■ **Exercise description**
Give every entry again, word for word and in full.

■ **Listed records**
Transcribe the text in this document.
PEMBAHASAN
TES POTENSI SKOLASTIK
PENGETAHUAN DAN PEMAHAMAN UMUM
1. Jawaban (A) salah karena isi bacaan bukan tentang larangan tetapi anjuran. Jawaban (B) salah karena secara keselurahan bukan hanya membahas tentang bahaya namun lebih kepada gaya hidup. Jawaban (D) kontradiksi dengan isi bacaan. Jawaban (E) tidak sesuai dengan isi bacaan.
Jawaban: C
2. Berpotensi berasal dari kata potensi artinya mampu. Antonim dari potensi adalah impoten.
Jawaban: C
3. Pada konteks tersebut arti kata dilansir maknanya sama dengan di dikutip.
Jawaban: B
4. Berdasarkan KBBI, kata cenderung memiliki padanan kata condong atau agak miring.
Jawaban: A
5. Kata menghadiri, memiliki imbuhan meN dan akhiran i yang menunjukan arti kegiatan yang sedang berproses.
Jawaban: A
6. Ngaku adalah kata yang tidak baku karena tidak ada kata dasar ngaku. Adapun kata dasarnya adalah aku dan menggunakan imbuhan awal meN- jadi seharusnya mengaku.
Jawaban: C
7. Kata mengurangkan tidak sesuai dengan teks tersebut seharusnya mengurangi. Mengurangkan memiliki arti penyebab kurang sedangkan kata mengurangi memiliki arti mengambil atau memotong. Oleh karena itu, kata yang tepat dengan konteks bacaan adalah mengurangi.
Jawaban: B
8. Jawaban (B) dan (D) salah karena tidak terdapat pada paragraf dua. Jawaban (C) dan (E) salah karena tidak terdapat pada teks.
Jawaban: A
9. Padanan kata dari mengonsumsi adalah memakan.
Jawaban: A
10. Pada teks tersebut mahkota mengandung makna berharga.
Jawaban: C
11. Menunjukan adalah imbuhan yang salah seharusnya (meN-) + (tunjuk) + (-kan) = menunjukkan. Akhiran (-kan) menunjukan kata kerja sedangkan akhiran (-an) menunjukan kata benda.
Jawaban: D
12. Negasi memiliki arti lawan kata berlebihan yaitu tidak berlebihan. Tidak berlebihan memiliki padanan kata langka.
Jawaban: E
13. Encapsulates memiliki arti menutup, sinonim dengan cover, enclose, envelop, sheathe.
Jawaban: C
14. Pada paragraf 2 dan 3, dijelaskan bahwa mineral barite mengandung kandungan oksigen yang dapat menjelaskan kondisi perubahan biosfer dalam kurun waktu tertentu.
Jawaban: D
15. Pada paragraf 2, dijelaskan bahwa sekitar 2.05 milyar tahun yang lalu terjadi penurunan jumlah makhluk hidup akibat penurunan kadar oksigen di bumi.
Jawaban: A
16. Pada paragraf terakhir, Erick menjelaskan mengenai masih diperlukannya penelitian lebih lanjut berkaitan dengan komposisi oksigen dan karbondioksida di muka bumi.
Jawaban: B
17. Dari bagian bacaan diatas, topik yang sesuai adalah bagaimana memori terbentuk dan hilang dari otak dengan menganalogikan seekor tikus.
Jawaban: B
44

■ **The reply**
Transcribe the text in this document.
PEMBAHASAN
TES POTENSI SKOLASTIK
PENGETAHUAN DAN PEMAHAMAN UMUM
1. Jawaban (A) salah karena isi bacaan bukan tentang larangan tetapi anjuran. Jawaban (B) salah karena secara keselurahan bukan hanya membahas tentang bahaya namun lebih kepada gaya hidup. Jawaban (D) kontradiksi dengan isi bacaan. Jawaban (E) tidak sesuai dengan isi bacaan.
Jawaban: C
2. Berpotensi berasal dari kata potensi artinya mampu. Antonim dari potensi adalah impoten.
Jawaban: C
3. Pada konteks tersebut arti kata dilansir maknanya sama dengan di dikutip.
Jawaban: B
4. Berdasarkan KBBI, kata cenderung memiliki padanan kata condong atau agak miring.
Jawaban: A
5. Kata menghadiri, memiliki imbuhan meN dan akhiran i yang menunjukan arti kegiatan yang sedang berproses.
Jawaban: A
6. Ngaku adalah kata yang tidak baku karena tidak ada kata dasar ngaku. Adapun kata dasarnya adalah aku dan menggunakan imbuhan awal meN- jadi seharusnya mengaku.
Jawaban: C
7. Kata mengurangkan tidak sesuai dengan teks tersebut seharusnya mengurangi. Mengurangkan memiliki arti penyebab kurang sedangkan kata mengurangi memiliki arti mengambil atau memotong. Oleh karena itu, kata yang tepat dengan konteks bacaan adalah mengurangi.
Jawaban: B
8. Jawaban (B) dan (D) salah karena tidak terdapat pada paragraf dua. Jawaban (C) dan (E) salah karena tidak terdapat pada teks.
Jawaban: A
9. Padanan kata dari mengonsumsi adalah memakan.
Jawaban: A
10. Pada teks tersebut mahkota mengandung makna berharga.
Jawaban: C
11. Menunjukan adalah imbuhan yang salah seharusnya (meN-) + (tunjuk) + (-kan) = menunjukkan. Akhiran (-kan) menunjukan kata kerja sedangkan akhiran (-an) menunjukan kata benda.
Jawaban: D
12. Negasi memiliki arti lawan kata berlebihan yaitu tidak berlebihan. Tidak berlebihan memiliki padanan kata langka.
Jawaban: E
13. Encapsulates memiliki arti menutup, sinonim dengan cover, enclose, envelop, sheathe.
Jawaban: C
14. Pada paragraf 2 dan 3, dijelaskan bahwa mineral barite mengandung kandungan oksigen yang dapat menjelaskan kondisi perubahan biosfer dalam kurun waktu tertentu.
Jawaban: D
15. Pada paragraf 2, dijelaskan bahwa sekitar 2.05 milyar tahun yang lalu terjadi penurunan jumlah makhluk hidup akibat penurunan kadar oksigen di bumi.
Jawaban: A
16. Pada paragraf terakhir, Erick menjelaskan mengenai masih diperlukannya penelitian lebih lanjut berkaitan dengan komposisi oksigen dan karbondioksida di muka bumi.
Jawaban: B
17. Dari bagian bacaan diatas, topik yang sesuai adalah bagaimana memori terbentuk dan hilang dari otak dengan menganalogikan seekor tikus.
Jawaban: B
44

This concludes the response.